**Aim of the exercise**. Track down each line that has the word "example" and copy it.

**Material for this exercise**.
=-=-=-=-=
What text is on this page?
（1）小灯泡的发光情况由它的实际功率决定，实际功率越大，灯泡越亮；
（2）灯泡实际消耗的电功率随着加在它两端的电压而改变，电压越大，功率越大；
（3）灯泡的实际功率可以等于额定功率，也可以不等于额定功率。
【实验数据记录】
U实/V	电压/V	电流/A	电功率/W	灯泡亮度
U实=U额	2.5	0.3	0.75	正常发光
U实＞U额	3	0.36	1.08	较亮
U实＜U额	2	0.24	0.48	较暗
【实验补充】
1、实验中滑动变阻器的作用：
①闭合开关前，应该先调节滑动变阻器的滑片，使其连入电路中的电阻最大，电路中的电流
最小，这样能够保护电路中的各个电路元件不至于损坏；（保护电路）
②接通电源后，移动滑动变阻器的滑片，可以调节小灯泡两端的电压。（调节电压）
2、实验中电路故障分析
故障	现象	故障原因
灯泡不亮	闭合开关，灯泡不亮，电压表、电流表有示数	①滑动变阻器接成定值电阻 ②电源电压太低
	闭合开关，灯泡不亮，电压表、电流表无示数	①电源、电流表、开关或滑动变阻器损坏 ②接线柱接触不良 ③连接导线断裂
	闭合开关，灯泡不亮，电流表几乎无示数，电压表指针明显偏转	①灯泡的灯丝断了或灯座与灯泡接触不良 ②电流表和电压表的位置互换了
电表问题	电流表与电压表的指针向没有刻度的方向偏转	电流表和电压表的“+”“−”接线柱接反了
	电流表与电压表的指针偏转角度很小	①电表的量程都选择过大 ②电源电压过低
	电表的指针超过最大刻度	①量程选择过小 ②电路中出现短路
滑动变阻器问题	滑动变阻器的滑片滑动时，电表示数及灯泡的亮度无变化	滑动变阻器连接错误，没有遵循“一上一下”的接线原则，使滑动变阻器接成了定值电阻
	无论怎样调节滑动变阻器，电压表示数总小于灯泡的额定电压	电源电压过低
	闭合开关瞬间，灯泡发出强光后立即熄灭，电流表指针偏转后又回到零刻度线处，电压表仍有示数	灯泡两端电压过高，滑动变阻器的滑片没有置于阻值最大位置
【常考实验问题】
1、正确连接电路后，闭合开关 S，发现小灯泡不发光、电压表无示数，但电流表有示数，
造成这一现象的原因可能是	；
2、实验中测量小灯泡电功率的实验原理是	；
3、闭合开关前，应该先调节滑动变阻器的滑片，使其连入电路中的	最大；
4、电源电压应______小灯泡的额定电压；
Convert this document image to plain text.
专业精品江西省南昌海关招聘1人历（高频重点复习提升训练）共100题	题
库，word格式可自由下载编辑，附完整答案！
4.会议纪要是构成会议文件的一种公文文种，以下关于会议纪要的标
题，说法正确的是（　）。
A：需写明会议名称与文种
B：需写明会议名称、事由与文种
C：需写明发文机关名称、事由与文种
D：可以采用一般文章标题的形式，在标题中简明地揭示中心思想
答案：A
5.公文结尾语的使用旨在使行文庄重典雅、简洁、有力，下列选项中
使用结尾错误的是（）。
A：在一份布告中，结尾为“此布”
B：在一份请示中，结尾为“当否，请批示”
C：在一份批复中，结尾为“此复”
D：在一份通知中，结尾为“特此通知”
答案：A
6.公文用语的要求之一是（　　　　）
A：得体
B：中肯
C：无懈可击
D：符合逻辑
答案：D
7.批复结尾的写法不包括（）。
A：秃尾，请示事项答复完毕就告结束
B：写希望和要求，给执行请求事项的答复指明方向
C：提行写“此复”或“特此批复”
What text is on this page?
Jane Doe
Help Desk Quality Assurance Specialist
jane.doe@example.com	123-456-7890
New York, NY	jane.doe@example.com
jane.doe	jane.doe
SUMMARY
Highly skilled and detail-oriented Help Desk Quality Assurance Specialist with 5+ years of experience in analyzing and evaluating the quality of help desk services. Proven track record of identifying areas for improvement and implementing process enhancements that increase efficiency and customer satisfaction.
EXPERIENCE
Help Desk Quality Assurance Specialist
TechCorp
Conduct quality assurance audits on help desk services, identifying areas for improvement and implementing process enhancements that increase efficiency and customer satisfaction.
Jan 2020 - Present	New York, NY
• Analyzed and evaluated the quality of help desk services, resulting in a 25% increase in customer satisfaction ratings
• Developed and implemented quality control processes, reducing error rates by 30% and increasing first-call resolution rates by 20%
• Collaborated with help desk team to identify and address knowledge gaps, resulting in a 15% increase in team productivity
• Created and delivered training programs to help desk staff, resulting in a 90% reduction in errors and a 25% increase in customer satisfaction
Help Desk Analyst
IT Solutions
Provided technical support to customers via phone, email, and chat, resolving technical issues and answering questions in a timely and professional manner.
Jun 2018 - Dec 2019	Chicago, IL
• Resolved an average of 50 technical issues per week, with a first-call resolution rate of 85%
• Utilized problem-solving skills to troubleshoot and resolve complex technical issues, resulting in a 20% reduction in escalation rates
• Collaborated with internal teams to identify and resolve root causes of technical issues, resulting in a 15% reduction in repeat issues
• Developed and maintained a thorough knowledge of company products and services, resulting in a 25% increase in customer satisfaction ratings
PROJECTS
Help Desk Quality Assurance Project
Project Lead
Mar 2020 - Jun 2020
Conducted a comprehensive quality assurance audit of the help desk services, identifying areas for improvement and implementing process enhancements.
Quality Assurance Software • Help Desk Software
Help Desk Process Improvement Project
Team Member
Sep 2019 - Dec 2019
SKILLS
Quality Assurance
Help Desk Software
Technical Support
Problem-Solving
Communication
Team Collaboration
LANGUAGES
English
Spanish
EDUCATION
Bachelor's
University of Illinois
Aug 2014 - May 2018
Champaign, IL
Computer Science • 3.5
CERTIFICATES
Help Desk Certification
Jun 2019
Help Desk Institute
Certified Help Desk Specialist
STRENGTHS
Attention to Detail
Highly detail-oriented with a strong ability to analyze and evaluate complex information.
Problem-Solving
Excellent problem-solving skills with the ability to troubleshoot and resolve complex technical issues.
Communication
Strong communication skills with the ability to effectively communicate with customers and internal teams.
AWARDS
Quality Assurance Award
=-=-=-=-=
**Problem solution**.
jane.doe@example.com	123-456-7890
New York, NY	jane.doe@example.com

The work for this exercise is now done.